* SET TASK
Gather every line holding the string "полосы".

___ DATA PROVIDED

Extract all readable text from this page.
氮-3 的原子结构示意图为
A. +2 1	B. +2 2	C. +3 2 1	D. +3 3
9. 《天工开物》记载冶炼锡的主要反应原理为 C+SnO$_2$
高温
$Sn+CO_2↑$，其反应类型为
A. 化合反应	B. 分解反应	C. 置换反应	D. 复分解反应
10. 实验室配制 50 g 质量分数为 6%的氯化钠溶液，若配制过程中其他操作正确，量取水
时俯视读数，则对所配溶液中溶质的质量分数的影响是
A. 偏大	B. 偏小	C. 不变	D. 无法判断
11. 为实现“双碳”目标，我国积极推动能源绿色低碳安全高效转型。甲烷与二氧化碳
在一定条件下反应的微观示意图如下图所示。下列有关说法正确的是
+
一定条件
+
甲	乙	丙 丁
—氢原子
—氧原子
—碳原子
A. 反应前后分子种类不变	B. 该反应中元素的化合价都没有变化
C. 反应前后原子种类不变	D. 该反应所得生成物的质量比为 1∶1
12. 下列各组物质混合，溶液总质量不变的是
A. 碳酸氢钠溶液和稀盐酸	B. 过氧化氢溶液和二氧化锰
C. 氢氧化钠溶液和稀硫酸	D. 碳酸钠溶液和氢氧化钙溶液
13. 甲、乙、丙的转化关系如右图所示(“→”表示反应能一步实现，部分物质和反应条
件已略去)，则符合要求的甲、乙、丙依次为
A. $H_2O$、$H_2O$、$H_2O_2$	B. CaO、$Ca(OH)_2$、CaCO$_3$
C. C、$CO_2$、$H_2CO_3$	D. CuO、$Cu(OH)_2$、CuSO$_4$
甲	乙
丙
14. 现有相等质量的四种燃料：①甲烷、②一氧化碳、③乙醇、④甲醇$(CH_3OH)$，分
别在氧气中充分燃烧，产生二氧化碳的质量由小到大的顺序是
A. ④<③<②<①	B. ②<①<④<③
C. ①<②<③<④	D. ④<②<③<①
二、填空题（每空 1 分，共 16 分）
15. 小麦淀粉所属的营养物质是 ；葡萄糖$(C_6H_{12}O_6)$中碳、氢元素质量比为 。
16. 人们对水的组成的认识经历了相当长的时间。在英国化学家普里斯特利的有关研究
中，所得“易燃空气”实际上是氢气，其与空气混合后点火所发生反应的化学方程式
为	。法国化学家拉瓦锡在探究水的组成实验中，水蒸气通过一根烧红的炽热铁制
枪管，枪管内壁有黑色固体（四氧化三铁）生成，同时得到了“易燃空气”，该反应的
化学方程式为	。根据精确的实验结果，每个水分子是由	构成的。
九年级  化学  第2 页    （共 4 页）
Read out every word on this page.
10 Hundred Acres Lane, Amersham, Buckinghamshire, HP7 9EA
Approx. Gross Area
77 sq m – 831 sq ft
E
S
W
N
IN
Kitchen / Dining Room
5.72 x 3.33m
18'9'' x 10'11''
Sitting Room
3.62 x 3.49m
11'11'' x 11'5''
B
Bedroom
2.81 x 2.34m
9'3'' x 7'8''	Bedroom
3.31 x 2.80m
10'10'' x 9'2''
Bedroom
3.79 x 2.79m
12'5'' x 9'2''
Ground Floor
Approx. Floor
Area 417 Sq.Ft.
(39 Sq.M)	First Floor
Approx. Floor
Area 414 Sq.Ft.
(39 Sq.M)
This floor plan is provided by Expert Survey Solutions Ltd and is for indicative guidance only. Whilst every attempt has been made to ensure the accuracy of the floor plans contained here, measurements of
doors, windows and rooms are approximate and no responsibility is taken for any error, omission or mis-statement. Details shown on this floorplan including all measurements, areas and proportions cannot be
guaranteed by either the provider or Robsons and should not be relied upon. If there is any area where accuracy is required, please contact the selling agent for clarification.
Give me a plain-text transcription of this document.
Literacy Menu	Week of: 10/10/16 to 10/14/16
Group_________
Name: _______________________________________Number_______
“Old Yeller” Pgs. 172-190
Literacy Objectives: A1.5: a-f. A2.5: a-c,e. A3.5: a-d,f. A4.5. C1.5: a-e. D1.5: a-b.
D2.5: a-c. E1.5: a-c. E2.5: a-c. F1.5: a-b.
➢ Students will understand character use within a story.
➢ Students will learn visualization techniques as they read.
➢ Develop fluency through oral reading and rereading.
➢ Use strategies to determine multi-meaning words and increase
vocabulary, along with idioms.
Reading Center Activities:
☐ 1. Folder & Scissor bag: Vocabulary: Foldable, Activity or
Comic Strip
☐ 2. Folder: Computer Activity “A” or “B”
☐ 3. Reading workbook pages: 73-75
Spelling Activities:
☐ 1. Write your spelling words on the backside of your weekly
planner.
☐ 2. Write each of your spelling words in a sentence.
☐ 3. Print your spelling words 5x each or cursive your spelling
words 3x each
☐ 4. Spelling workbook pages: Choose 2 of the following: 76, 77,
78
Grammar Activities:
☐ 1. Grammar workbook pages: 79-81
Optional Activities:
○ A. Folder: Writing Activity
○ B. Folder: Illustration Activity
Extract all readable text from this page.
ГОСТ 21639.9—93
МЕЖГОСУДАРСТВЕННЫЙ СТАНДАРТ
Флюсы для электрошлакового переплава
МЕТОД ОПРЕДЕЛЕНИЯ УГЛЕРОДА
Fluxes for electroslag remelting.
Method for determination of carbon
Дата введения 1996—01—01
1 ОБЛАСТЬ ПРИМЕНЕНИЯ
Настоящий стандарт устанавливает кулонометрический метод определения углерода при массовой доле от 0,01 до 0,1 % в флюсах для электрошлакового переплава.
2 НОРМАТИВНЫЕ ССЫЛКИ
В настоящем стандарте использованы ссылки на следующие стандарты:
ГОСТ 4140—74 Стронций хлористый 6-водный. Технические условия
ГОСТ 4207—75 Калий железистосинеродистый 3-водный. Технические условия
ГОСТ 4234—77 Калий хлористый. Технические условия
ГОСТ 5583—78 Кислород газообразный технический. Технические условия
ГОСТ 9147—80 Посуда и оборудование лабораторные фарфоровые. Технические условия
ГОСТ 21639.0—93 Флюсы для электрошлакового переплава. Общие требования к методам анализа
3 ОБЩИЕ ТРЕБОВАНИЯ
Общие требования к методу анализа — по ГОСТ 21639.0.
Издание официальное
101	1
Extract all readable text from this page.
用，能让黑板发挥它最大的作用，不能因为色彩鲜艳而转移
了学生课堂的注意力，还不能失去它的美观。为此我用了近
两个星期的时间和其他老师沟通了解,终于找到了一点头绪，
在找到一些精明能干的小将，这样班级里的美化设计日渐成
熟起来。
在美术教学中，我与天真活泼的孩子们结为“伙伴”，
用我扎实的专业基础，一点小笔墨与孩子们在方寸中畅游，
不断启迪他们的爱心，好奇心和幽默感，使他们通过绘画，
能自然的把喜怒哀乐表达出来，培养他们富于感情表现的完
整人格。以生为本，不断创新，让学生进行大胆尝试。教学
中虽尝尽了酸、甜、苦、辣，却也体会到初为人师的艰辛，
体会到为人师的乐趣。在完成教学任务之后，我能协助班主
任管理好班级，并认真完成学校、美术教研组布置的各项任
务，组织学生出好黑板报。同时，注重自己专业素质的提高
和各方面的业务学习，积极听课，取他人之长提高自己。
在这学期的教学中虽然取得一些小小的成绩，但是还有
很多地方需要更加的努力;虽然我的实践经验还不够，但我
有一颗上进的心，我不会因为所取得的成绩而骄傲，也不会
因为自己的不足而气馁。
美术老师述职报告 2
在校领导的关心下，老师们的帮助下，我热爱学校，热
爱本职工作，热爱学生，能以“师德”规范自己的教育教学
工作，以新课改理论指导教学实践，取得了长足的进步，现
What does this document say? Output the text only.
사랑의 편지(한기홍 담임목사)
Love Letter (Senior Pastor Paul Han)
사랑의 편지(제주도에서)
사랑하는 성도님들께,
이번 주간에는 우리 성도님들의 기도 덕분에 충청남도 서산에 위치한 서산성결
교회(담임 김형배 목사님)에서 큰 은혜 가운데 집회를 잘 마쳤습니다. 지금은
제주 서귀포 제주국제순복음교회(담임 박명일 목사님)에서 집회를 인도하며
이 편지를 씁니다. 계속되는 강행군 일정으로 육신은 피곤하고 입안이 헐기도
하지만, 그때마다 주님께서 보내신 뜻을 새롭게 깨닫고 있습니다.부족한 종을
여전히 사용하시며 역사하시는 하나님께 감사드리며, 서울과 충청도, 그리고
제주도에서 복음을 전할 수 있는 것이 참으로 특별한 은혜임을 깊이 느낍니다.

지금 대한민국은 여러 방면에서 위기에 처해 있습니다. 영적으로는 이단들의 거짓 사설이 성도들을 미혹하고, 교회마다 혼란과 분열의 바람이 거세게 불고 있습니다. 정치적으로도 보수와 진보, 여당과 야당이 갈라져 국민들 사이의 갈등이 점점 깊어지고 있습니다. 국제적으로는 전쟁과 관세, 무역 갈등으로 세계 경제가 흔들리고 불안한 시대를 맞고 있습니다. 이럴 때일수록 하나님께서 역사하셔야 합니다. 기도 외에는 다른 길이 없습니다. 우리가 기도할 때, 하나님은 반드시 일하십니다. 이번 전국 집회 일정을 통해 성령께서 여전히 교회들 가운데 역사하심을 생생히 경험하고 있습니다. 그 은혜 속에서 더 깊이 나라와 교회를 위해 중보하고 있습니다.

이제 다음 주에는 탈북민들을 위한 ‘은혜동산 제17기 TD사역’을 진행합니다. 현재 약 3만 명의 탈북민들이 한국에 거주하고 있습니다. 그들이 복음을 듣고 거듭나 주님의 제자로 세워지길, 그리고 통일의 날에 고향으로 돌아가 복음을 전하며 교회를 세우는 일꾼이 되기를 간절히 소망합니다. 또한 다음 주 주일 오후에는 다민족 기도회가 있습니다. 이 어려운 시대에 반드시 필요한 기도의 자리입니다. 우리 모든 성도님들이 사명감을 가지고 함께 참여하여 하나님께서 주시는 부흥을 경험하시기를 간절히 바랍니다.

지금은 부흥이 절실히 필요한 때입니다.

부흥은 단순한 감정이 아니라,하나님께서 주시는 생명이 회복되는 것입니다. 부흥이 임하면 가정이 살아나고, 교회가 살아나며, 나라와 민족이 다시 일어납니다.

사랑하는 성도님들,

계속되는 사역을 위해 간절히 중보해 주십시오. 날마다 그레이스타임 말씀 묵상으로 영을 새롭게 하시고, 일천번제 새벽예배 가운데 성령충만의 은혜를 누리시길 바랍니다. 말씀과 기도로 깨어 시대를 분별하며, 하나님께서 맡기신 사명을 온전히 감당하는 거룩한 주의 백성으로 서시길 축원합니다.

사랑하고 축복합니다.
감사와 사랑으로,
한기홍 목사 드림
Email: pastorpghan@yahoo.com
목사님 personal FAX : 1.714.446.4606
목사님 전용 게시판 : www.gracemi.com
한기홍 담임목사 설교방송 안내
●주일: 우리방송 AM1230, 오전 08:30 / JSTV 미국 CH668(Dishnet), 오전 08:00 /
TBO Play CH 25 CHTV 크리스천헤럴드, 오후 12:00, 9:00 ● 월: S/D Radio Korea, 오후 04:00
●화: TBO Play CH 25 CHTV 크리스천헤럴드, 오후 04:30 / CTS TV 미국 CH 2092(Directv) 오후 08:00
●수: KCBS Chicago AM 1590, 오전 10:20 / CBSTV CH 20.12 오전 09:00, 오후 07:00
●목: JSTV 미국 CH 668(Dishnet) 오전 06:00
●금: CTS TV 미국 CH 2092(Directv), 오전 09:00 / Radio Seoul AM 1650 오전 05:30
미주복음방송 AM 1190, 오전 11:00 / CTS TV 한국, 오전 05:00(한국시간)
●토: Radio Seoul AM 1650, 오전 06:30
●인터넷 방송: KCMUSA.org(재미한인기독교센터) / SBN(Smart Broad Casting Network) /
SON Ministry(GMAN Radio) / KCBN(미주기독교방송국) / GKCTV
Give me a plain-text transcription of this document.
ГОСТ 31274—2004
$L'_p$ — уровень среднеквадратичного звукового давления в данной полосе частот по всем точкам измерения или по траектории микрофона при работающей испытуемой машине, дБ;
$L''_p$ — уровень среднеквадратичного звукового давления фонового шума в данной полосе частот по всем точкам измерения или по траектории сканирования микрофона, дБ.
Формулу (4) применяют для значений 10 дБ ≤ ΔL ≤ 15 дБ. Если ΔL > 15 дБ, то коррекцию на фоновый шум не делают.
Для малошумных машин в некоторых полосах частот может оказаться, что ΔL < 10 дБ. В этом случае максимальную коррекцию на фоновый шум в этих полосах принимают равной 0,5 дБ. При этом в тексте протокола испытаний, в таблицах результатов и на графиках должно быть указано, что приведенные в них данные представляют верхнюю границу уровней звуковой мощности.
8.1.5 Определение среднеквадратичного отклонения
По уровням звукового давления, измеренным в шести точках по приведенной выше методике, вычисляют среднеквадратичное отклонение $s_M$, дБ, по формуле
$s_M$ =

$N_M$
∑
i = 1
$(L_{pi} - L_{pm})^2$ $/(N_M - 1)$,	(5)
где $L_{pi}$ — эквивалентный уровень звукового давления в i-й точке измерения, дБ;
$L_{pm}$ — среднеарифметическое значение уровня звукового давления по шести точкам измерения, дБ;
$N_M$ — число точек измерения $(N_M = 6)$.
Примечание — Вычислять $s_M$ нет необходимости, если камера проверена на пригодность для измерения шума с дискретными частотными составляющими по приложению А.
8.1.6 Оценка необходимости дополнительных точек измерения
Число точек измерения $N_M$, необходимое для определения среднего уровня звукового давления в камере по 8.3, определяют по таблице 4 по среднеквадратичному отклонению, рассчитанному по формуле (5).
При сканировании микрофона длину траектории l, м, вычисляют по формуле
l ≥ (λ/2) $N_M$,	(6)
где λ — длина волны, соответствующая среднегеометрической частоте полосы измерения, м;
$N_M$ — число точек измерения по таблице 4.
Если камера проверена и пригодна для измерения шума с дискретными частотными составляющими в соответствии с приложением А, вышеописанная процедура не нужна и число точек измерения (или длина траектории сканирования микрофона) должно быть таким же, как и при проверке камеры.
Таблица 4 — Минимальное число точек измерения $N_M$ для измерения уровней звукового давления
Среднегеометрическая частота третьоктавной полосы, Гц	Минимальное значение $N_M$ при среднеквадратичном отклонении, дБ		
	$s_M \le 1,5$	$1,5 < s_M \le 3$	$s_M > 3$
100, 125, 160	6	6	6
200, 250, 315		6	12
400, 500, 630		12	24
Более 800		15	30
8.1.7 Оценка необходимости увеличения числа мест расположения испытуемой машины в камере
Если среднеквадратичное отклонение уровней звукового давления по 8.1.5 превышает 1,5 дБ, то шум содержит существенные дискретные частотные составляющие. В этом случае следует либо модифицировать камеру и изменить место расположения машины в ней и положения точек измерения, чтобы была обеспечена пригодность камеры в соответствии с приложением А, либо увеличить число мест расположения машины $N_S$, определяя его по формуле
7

______

* THE REPLY
где λ — длина волны, соответствующая среднегеометрической частоте полосы измерения, м;
Среднегеометрическая частота третьоктавной полосы, Гц	Минимальное значение $N_M$ при среднеквадратичном отклонении, дБ		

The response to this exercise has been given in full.